# WHAT YOU HAVE TO DO
Quote, verbatim, all material below, without pictures.

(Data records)
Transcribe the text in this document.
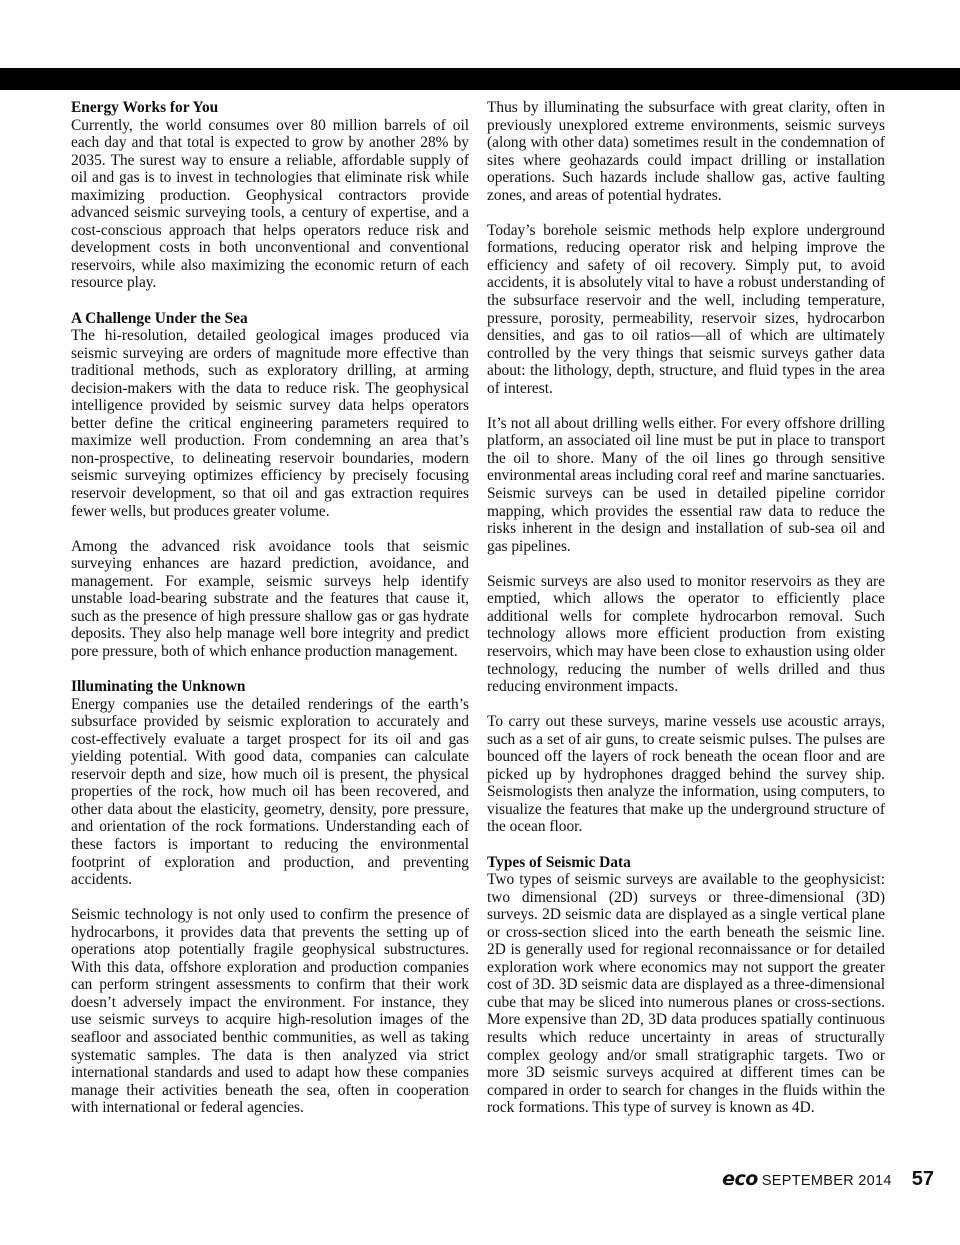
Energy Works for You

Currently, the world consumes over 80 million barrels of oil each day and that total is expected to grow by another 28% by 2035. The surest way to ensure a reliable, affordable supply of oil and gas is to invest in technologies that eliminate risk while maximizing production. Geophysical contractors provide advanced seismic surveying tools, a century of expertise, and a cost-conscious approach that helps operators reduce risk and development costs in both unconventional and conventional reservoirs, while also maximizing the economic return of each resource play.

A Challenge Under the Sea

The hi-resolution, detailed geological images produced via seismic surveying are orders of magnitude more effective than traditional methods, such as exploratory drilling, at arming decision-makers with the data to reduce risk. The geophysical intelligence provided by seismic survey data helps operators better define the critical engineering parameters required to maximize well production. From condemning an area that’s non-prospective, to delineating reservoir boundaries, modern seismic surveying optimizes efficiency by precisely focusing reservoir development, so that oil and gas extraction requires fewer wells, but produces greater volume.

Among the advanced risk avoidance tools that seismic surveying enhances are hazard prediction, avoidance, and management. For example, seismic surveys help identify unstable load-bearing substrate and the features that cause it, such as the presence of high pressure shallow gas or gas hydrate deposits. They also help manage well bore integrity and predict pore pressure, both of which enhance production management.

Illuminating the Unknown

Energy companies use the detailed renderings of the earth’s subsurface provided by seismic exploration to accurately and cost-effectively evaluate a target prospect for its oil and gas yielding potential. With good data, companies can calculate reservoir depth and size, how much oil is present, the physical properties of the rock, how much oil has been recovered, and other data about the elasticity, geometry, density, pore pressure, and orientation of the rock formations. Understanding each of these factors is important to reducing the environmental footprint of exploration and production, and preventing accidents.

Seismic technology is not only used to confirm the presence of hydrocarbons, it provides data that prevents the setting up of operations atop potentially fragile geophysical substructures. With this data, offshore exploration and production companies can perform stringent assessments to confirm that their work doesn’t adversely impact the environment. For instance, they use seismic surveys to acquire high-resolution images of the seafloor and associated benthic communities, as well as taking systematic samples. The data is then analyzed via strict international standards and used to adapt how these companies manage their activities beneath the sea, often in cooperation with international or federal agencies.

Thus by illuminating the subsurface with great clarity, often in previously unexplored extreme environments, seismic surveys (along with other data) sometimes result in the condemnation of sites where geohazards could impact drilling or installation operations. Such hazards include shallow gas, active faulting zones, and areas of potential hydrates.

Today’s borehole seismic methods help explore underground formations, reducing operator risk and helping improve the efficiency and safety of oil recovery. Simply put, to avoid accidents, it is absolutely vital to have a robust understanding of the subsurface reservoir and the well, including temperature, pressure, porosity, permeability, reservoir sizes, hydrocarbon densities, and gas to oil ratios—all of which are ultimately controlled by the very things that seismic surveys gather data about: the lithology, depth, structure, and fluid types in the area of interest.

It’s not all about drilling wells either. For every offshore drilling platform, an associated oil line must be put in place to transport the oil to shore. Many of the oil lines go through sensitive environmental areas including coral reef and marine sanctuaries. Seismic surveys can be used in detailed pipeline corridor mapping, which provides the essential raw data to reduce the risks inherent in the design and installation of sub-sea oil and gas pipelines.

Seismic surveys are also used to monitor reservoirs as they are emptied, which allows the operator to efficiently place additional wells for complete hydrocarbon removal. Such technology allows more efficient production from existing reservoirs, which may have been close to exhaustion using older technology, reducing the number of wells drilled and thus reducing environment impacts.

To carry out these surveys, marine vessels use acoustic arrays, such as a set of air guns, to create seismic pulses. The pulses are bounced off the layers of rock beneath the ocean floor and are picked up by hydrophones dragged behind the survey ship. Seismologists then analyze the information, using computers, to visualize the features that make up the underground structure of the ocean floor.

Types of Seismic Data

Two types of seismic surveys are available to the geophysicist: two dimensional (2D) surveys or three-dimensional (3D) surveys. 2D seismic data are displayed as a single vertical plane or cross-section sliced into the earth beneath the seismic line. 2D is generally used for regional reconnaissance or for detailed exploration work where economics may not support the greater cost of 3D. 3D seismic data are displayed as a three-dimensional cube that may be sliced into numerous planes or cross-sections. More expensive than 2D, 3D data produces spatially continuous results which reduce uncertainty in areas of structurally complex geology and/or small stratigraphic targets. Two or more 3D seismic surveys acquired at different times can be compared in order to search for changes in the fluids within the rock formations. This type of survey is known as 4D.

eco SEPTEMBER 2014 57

# SOLUTION TO THE EXERCISE
Transcribe the text in this document.
Energy Works for You

Currently, the world consumes over 80 million barrels of oil each day and that total is expected to grow by another 28% by 2035. The surest way to ensure a reliable, affordable supply of oil and gas is to invest in technologies that eliminate risk while maximizing production. Geophysical contractors provide advanced seismic surveying tools, a century of expertise, and a cost-conscious approach that helps operators reduce risk and development costs in both unconventional and conventional reservoirs, while also maximizing the economic return of each resource play.

A Challenge Under the Sea

The hi-resolution, detailed geological images produced via seismic surveying are orders of magnitude more effective than traditional methods, such as exploratory drilling, at arming decision-makers with the data to reduce risk. The geophysical intelligence provided by seismic survey data helps operators better define the critical engineering parameters required to maximize well production. From condemning an area that’s non-prospective, to delineating reservoir boundaries, modern seismic surveying optimizes efficiency by precisely focusing reservoir development, so that oil and gas extraction requires fewer wells, but produces greater volume.

Among the advanced risk avoidance tools that seismic surveying enhances are hazard prediction, avoidance, and management. For example, seismic surveys help identify unstable load-bearing substrate and the features that cause it, such as the presence of high pressure shallow gas or gas hydrate deposits. They also help manage well bore integrity and predict pore pressure, both of which enhance production management.

Illuminating the Unknown

Energy companies use the detailed renderings of the earth’s subsurface provided by seismic exploration to accurately and cost-effectively evaluate a target prospect for its oil and gas yielding potential. With good data, companies can calculate reservoir depth and size, how much oil is present, the physical properties of the rock, how much oil has been recovered, and other data about the elasticity, geometry, density, pore pressure, and orientation of the rock formations. Understanding each of these factors is important to reducing the environmental footprint of exploration and production, and preventing accidents.

Seismic technology is not only used to confirm the presence of hydrocarbons, it provides data that prevents the setting up of operations atop potentially fragile geophysical substructures. With this data, offshore exploration and production companies can perform stringent assessments to confirm that their work doesn’t adversely impact the environment. For instance, they use seismic surveys to acquire high-resolution images of the seafloor and associated benthic communities, as well as taking systematic samples. The data is then analyzed via strict international standards and used to adapt how these companies manage their activities beneath the sea, often in cooperation with international or federal agencies.

Thus by illuminating the subsurface with great clarity, often in previously unexplored extreme environments, seismic surveys (along with other data) sometimes result in the condemnation of sites where geohazards could impact drilling or installation operations. Such hazards include shallow gas, active faulting zones, and areas of potential hydrates.

Today’s borehole seismic methods help explore underground formations, reducing operator risk and helping improve the efficiency and safety of oil recovery. Simply put, to avoid accidents, it is absolutely vital to have a robust understanding of the subsurface reservoir and the well, including temperature, pressure, porosity, permeability, reservoir sizes, hydrocarbon densities, and gas to oil ratios—all of which are ultimately controlled by the very things that seismic surveys gather data about: the lithology, depth, structure, and fluid types in the area of interest.

It’s not all about drilling wells either. For every offshore drilling platform, an associated oil line must be put in place to transport the oil to shore. Many of the oil lines go through sensitive environmental areas including coral reef and marine sanctuaries. Seismic surveys can be used in detailed pipeline corridor mapping, which provides the essential raw data to reduce the risks inherent in the design and installation of sub-sea oil and gas pipelines.

Seismic surveys are also used to monitor reservoirs as they are emptied, which allows the operator to efficiently place additional wells for complete hydrocarbon removal. Such technology allows more efficient production from existing reservoirs, which may have been close to exhaustion using older technology, reducing the number of wells drilled and thus reducing environment impacts.

To carry out these surveys, marine vessels use acoustic arrays, such as a set of air guns, to create seismic pulses. The pulses are bounced off the layers of rock beneath the ocean floor and are picked up by hydrophones dragged behind the survey ship. Seismologists then analyze the information, using computers, to visualize the features that make up the underground structure of the ocean floor.

Types of Seismic Data

Two types of seismic surveys are available to the geophysicist: two dimensional (2D) surveys or three-dimensional (3D) surveys. 2D seismic data are displayed as a single vertical plane or cross-section sliced into the earth beneath the seismic line. 2D is generally used for regional reconnaissance or for detailed exploration work where economics may not support the greater cost of 3D. 3D seismic data are displayed as a three-dimensional cube that may be sliced into numerous planes or cross-sections. More expensive than 2D, 3D data produces spatially continuous results which reduce uncertainty in areas of structurally complex geology and/or small stratigraphic targets. Two or more 3D seismic surveys acquired at different times can be compared in order to search for changes in the fluids within the rock formations. This type of survey is known as 4D.

eco SEPTEMBER 2014 57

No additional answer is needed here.